Exercise aim: Drop the images; return everything else in the listing below exactly.
┌──
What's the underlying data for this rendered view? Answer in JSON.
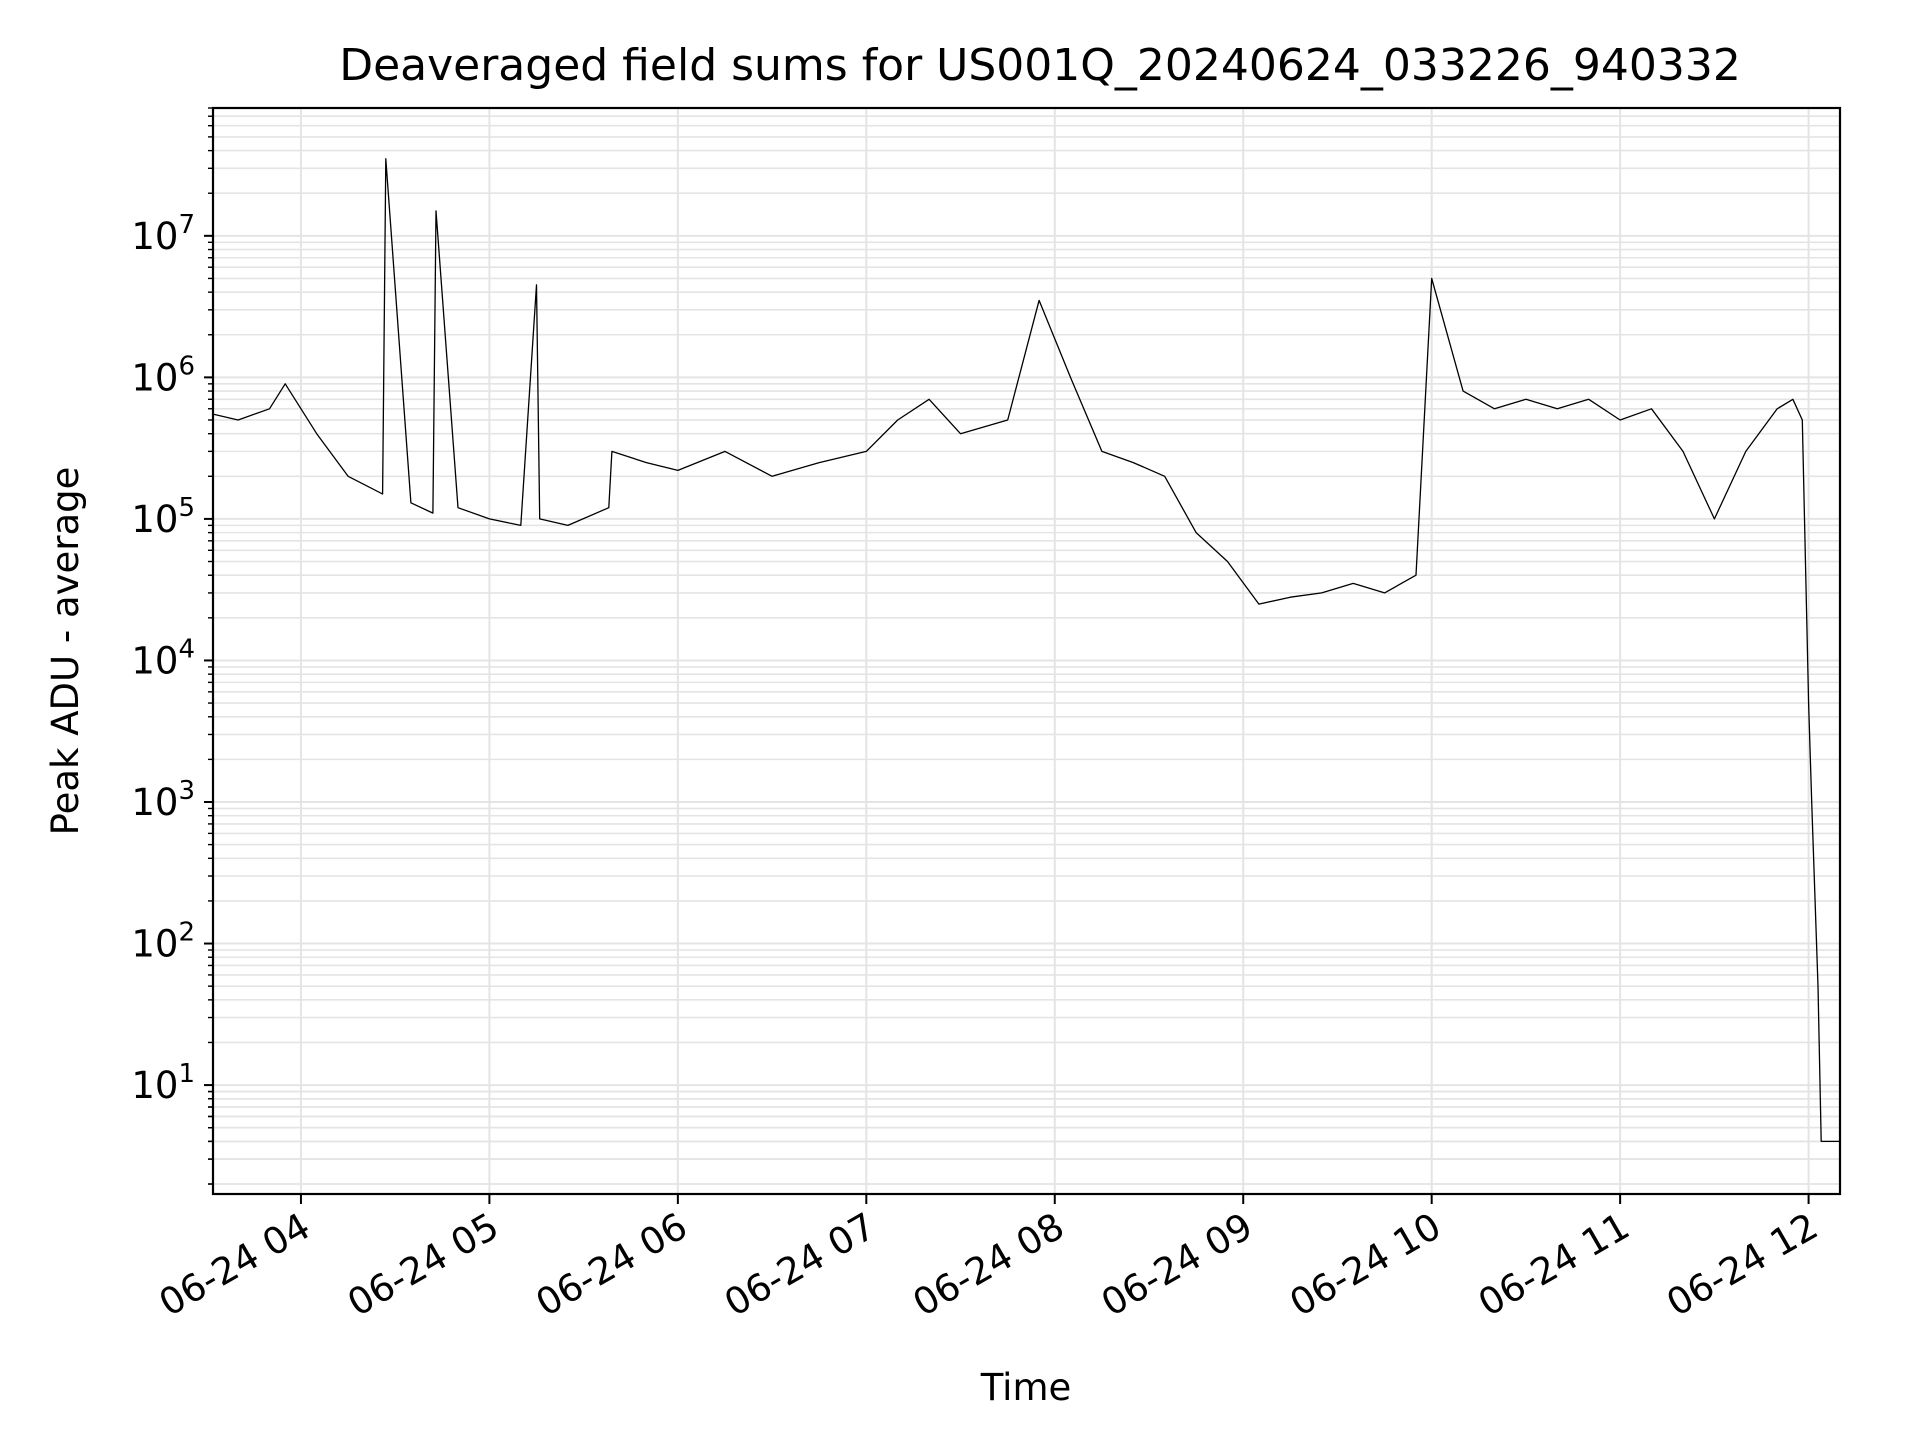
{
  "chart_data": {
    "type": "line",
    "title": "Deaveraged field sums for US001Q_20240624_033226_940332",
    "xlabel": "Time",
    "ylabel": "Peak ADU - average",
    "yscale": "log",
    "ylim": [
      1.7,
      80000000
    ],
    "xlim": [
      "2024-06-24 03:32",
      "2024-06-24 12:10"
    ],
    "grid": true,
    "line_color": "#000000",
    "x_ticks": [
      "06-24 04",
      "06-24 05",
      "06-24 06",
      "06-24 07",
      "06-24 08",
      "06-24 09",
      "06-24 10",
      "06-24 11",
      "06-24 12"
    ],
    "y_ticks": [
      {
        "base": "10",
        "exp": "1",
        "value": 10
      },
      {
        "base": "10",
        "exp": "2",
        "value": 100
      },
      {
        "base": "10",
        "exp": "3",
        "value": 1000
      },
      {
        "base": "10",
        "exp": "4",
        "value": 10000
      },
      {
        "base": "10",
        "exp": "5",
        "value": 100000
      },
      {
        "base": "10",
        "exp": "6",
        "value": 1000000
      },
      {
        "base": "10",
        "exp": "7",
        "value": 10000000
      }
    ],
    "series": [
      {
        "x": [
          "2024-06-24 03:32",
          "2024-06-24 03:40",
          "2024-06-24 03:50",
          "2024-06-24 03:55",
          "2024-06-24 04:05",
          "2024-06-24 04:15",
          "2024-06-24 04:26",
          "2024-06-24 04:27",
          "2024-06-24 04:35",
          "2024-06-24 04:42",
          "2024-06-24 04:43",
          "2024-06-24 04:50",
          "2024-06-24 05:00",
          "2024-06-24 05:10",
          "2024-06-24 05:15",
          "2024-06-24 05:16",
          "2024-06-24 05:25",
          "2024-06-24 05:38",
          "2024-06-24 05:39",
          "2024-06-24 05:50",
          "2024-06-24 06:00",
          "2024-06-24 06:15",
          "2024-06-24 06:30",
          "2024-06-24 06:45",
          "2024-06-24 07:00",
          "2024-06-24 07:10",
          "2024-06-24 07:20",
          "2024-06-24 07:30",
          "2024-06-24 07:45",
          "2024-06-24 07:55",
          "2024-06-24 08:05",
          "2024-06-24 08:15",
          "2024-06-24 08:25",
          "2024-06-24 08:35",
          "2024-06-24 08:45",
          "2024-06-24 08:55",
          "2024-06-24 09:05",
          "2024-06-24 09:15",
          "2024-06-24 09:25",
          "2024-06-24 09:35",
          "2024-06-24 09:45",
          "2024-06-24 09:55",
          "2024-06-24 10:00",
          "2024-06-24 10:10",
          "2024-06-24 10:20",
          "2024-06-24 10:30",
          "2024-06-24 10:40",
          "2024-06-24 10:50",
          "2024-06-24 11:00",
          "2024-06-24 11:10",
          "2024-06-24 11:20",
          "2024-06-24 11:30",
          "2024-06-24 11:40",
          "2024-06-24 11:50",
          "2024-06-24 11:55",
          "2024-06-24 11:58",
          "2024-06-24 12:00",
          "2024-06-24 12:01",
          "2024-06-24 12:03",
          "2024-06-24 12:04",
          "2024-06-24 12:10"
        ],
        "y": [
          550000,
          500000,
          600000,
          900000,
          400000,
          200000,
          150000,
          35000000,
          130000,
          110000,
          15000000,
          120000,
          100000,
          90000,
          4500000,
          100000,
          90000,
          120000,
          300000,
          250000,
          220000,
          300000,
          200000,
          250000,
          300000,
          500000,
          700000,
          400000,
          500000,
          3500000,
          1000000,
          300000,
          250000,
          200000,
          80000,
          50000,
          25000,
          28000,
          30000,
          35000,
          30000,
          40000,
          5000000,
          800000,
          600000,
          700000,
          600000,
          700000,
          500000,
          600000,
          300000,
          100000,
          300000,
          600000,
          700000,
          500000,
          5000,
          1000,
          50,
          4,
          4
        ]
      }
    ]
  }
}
└──
Exercise output:
What's the underlying data for this rendered view? Answer in JSON.
{
  "chart_data": {
    "type": "line",
    "title": "Deaveraged field sums for US001Q_20240624_033226_940332",
    "xlabel": "Time",
    "ylabel": "Peak ADU - average",
    "yscale": "log",
    "ylim": [
      1.7,
      80000000
    ],
    "xlim": [
      "2024-06-24 03:32",
      "2024-06-24 12:10"
    ],
    "grid": true,
    "line_color": "#000000",
    "x_ticks": [
      "06-24 04",
      "06-24 05",
      "06-24 06",
      "06-24 07",
      "06-24 08",
      "06-24 09",
      "06-24 10",
      "06-24 11",
      "06-24 12"
    ],
    "y_ticks": [
      {
        "base": "10",
        "exp": "1",
        "value": 10
      },
      {
        "base": "10",
        "exp": "2",
        "value": 100
      },
      {
        "base": "10",
        "exp": "3",
        "value": 1000
      },
      {
        "base": "10",
        "exp": "4",
        "value": 10000
      },
      {
        "base": "10",
        "exp": "5",
        "value": 100000
      },
      {
        "base": "10",
        "exp": "6",
        "value": 1000000
      },
      {
        "base": "10",
        "exp": "7",
        "value": 10000000
      }
    ],
    "series": [
      {
        "x": [
          "2024-06-24 03:32",
          "2024-06-24 03:40",
          "2024-06-24 03:50",
          "2024-06-24 03:55",
          "2024-06-24 04:05",
          "2024-06-24 04:15",
          "2024-06-24 04:26",
          "2024-06-24 04:27",
          "2024-06-24 04:35",
          "2024-06-24 04:42",
          "2024-06-24 04:43",
          "2024-06-24 04:50",
          "2024-06-24 05:00",
          "2024-06-24 05:10",
          "2024-06-24 05:15",
          "2024-06-24 05:16",
          "2024-06-24 05:25",
          "2024-06-24 05:38",
          "2024-06-24 05:39",
          "2024-06-24 05:50",
          "2024-06-24 06:00",
          "2024-06-24 06:15",
          "2024-06-24 06:30",
          "2024-06-24 06:45",
          "2024-06-24 07:00",
          "2024-06-24 07:10",
          "2024-06-24 07:20",
          "2024-06-24 07:30",
          "2024-06-24 07:45",
          "2024-06-24 07:55",
          "2024-06-24 08:05",
          "2024-06-24 08:15",
          "2024-06-24 08:25",
          "2024-06-24 08:35",
          "2024-06-24 08:45",
          "2024-06-24 08:55",
          "2024-06-24 09:05",
          "2024-06-24 09:15",
          "2024-06-24 09:25",
          "2024-06-24 09:35",
          "2024-06-24 09:45",
          "2024-06-24 09:55",
          "2024-06-24 10:00",
          "2024-06-24 10:10",
          "2024-06-24 10:20",
          "2024-06-24 10:30",
          "2024-06-24 10:40",
          "2024-06-24 10:50",
          "2024-06-24 11:00",
          "2024-06-24 11:10",
          "2024-06-24 11:20",
          "2024-06-24 11:30",
          "2024-06-24 11:40",
          "2024-06-24 11:50",
          "2024-06-24 11:55",
          "2024-06-24 11:58",
          "2024-06-24 12:00",
          "2024-06-24 12:01",
          "2024-06-24 12:03",
          "2024-06-24 12:04",
          "2024-06-24 12:10"
        ],
        "y": [
          550000,
          500000,
          600000,
          900000,
          400000,
          200000,
          150000,
          35000000,
          130000,
          110000,
          15000000,
          120000,
          100000,
          90000,
          4500000,
          100000,
          90000,
          120000,
          300000,
          250000,
          220000,
          300000,
          200000,
          250000,
          300000,
          500000,
          700000,
          400000,
          500000,
          3500000,
          1000000,
          300000,
          250000,
          200000,
          80000,
          50000,
          25000,
          28000,
          30000,
          35000,
          30000,
          40000,
          5000000,
          800000,
          600000,
          700000,
          600000,
          700000,
          500000,
          600000,
          300000,
          100000,
          300000,
          600000,
          700000,
          500000,
          5000,
          1000,
          50,
          4,
          4
        ]
      }
    ]
  }
}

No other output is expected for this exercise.